[Records that describe figures]

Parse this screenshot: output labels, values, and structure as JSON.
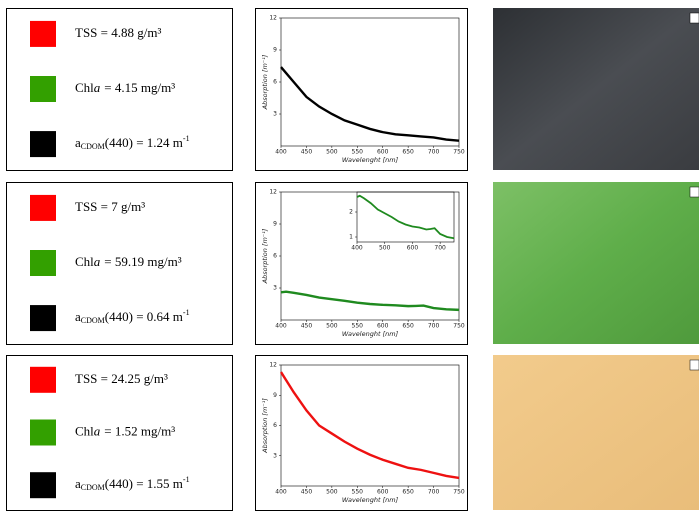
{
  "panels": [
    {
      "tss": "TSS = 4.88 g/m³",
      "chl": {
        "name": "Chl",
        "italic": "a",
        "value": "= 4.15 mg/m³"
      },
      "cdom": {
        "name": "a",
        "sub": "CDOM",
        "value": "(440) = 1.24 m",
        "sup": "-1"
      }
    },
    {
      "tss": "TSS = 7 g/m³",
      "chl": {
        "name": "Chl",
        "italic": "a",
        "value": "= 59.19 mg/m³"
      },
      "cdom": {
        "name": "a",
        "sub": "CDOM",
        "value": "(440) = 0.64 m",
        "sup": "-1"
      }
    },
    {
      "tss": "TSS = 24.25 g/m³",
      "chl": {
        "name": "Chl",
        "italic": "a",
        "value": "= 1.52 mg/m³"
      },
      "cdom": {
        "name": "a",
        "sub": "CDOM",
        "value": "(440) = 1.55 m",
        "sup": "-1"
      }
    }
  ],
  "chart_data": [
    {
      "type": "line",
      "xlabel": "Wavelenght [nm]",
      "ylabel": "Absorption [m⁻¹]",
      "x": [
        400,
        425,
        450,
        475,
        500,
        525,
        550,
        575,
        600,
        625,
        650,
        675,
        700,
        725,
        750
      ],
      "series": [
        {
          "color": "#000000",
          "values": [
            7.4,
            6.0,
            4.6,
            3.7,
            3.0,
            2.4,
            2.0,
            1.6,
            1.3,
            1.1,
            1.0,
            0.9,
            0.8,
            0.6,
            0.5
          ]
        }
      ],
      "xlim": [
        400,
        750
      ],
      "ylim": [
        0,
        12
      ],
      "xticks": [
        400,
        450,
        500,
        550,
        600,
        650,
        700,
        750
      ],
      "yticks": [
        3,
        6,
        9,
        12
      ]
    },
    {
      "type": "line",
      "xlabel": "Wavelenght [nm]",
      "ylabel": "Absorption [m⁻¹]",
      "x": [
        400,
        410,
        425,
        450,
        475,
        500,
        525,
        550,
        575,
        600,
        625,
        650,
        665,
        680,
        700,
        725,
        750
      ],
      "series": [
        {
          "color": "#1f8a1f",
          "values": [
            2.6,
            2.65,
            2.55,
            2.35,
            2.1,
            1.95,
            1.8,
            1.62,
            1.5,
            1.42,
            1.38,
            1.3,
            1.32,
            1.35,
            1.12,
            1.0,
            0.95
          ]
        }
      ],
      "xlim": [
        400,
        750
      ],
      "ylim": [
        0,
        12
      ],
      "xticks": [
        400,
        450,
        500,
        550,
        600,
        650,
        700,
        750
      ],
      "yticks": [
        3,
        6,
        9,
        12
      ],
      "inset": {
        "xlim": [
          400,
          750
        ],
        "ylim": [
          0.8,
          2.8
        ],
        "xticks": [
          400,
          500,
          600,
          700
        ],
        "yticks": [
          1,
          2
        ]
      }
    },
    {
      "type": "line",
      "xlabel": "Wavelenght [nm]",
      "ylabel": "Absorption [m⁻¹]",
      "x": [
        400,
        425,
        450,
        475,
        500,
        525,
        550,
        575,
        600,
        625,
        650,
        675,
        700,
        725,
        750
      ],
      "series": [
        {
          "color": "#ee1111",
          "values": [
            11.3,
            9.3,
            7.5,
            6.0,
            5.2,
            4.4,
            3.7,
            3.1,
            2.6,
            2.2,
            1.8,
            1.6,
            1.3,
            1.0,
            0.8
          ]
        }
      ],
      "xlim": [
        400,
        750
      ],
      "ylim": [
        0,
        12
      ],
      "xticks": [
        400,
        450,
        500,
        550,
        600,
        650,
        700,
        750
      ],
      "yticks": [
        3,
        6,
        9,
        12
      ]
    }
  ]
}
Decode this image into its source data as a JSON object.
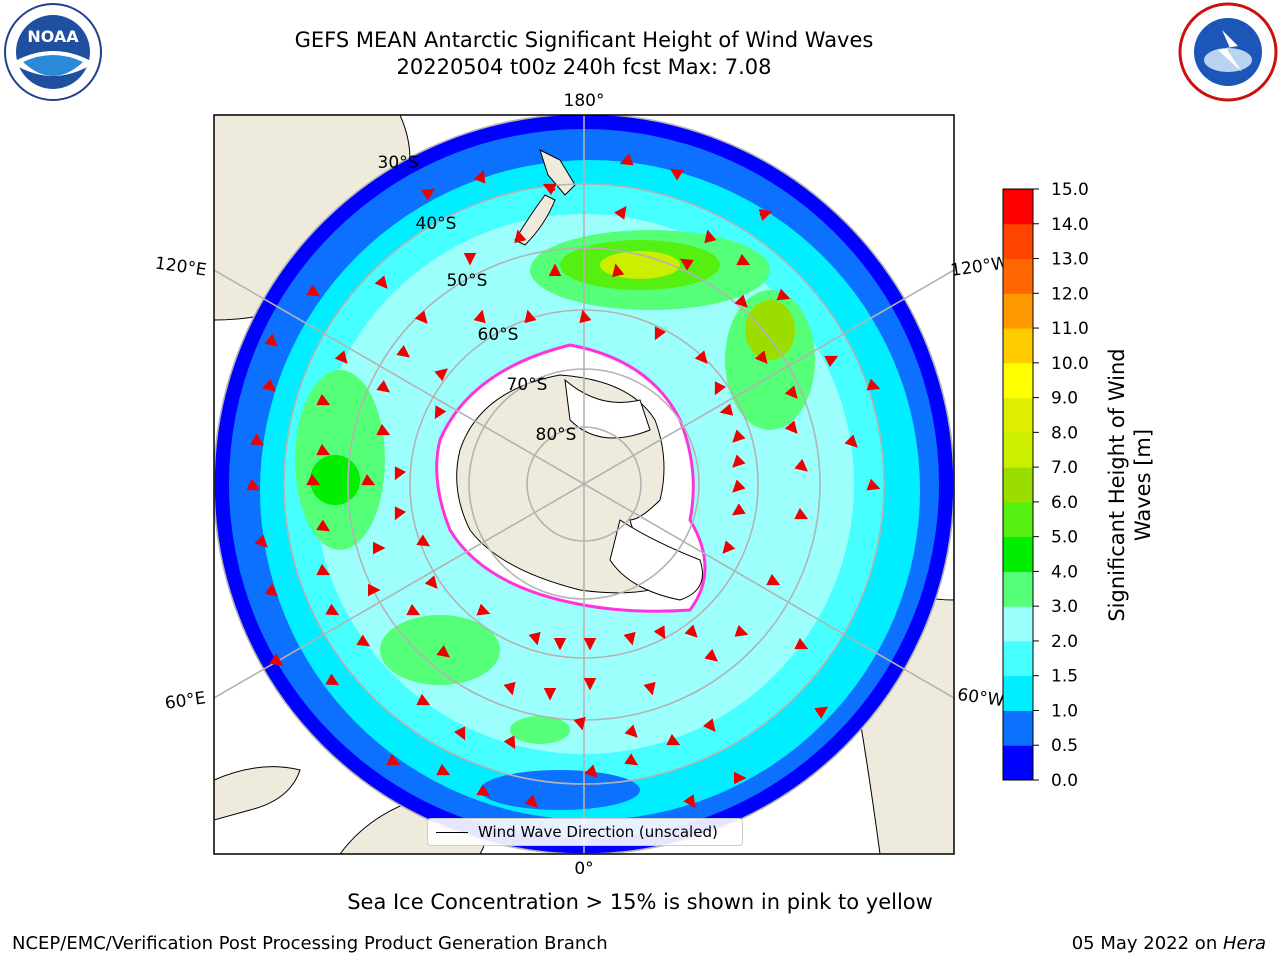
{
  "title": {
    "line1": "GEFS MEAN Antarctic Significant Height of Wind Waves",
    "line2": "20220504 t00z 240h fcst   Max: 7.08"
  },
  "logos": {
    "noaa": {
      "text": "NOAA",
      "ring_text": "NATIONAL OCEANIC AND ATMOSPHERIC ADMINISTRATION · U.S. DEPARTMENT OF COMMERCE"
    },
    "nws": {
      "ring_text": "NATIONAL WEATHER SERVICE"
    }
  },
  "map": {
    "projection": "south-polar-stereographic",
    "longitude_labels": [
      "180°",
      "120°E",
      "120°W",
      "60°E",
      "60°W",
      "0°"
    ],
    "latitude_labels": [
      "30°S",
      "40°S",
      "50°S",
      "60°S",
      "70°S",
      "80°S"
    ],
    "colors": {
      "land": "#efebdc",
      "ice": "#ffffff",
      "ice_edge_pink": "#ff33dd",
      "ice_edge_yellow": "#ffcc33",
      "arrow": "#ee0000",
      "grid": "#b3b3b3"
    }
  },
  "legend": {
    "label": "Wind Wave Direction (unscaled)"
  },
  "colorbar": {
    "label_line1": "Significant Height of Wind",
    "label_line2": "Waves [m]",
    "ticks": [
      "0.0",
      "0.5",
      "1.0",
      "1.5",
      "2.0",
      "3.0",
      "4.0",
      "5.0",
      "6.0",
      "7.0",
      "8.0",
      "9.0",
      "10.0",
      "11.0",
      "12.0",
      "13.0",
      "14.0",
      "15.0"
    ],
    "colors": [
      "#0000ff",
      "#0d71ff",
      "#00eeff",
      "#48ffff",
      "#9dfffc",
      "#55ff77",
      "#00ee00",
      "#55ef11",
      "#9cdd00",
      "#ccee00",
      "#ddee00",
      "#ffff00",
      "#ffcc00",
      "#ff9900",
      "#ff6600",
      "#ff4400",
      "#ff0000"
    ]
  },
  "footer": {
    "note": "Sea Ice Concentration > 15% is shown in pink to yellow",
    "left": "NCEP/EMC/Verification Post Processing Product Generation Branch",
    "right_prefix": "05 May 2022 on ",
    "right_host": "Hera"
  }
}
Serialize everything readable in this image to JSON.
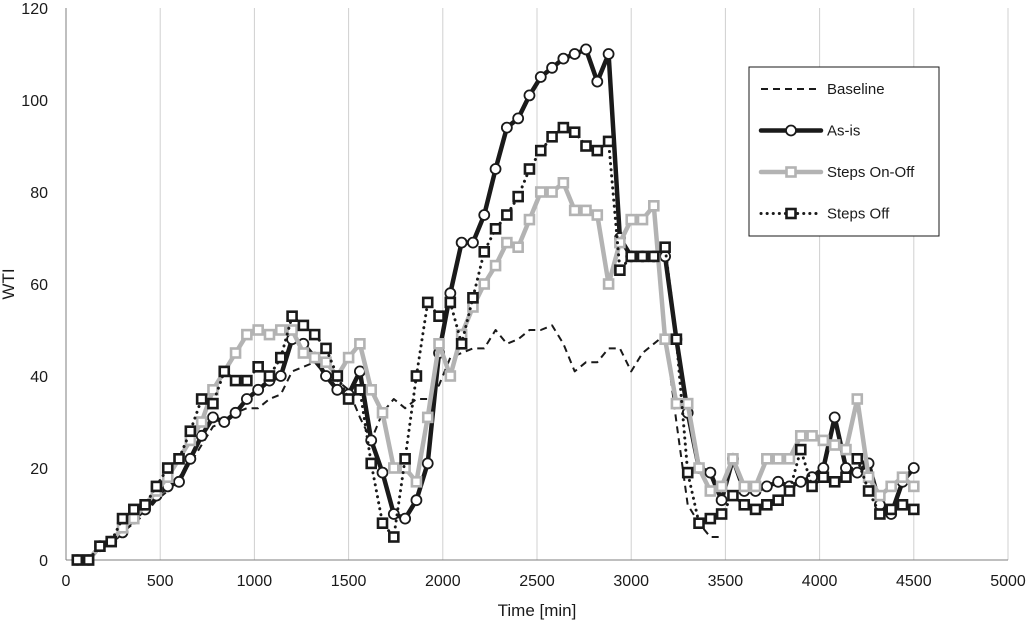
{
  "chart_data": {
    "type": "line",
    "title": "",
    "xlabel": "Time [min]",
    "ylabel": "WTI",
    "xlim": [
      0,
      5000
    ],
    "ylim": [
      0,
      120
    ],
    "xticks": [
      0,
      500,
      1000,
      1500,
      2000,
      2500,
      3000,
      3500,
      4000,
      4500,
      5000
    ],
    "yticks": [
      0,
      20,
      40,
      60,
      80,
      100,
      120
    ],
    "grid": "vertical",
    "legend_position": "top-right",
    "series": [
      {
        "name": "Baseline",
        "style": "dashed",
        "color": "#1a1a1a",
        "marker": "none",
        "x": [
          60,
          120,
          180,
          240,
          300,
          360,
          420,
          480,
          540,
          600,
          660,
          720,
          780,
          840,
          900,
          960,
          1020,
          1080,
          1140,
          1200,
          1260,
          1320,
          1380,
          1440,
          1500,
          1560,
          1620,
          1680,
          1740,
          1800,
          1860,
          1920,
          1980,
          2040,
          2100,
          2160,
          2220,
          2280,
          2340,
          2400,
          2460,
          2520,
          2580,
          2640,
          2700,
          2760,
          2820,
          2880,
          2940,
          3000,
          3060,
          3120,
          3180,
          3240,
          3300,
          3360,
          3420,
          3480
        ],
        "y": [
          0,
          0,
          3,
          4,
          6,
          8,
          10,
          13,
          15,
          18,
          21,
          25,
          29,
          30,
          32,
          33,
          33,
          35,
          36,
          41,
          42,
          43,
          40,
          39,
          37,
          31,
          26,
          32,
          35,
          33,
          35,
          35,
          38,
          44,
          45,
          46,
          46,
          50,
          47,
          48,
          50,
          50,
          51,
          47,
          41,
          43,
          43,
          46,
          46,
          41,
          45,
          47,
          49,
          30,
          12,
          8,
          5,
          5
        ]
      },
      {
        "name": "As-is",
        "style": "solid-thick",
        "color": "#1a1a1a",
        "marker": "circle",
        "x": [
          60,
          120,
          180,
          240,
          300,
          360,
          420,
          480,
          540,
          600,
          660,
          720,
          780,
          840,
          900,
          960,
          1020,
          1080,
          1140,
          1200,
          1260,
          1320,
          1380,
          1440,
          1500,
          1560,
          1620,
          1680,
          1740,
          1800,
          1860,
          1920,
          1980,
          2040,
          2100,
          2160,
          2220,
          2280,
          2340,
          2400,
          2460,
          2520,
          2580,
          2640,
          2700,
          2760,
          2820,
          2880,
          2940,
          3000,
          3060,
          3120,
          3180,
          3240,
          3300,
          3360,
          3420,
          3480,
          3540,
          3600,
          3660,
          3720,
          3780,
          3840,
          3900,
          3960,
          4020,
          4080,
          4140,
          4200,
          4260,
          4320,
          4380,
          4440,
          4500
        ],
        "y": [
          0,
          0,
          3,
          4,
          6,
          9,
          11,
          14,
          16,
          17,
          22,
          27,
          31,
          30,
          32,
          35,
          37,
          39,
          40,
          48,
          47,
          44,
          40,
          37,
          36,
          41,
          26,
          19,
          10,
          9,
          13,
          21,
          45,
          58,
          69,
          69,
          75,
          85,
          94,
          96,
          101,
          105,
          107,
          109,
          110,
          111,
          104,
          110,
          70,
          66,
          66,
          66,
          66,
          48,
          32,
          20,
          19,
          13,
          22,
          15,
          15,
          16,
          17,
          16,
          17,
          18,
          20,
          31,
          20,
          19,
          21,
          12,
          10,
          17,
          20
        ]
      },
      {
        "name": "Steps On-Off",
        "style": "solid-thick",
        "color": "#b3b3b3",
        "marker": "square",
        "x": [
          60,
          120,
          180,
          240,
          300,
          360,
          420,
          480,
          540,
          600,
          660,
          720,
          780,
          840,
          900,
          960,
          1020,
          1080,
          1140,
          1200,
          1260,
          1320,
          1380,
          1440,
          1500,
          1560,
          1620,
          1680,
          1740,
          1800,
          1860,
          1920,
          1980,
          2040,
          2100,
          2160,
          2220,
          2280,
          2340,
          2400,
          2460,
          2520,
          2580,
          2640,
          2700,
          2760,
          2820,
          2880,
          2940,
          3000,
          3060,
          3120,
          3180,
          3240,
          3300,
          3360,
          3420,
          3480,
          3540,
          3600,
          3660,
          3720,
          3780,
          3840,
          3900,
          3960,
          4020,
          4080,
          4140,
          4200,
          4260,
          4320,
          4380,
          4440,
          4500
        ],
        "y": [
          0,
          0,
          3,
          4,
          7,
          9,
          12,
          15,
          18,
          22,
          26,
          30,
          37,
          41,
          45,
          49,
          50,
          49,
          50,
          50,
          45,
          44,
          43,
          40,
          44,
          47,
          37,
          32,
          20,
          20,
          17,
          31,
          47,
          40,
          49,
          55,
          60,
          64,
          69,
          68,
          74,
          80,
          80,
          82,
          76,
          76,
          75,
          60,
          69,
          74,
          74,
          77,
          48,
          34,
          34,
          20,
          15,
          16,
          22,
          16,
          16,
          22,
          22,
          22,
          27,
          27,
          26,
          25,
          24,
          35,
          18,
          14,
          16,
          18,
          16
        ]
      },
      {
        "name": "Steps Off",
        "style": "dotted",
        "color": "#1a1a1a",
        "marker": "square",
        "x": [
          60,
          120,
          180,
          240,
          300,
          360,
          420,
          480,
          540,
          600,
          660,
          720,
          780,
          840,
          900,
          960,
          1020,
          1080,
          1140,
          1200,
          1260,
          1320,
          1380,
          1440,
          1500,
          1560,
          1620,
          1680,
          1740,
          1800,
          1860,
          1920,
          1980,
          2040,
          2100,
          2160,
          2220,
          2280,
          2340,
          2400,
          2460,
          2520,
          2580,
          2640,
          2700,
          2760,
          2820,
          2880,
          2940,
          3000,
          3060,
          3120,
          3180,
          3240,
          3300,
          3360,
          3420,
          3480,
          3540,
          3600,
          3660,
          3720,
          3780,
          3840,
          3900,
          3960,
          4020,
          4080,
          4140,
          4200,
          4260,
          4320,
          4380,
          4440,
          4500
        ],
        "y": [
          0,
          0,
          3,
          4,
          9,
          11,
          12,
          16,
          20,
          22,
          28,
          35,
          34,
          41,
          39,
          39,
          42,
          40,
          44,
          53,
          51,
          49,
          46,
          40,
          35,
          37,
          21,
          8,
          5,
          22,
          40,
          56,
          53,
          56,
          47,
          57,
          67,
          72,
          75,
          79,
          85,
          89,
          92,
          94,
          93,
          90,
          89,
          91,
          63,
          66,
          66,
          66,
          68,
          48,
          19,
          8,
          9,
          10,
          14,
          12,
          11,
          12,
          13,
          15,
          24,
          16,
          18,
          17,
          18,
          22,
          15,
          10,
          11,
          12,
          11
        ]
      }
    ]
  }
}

Stated goal
Scan the data for the word "image" and copy every line where it shows up.

Answer to the problem
Decode this image into its source data as a JSON object.
Serialize everything readable in this image to JSON.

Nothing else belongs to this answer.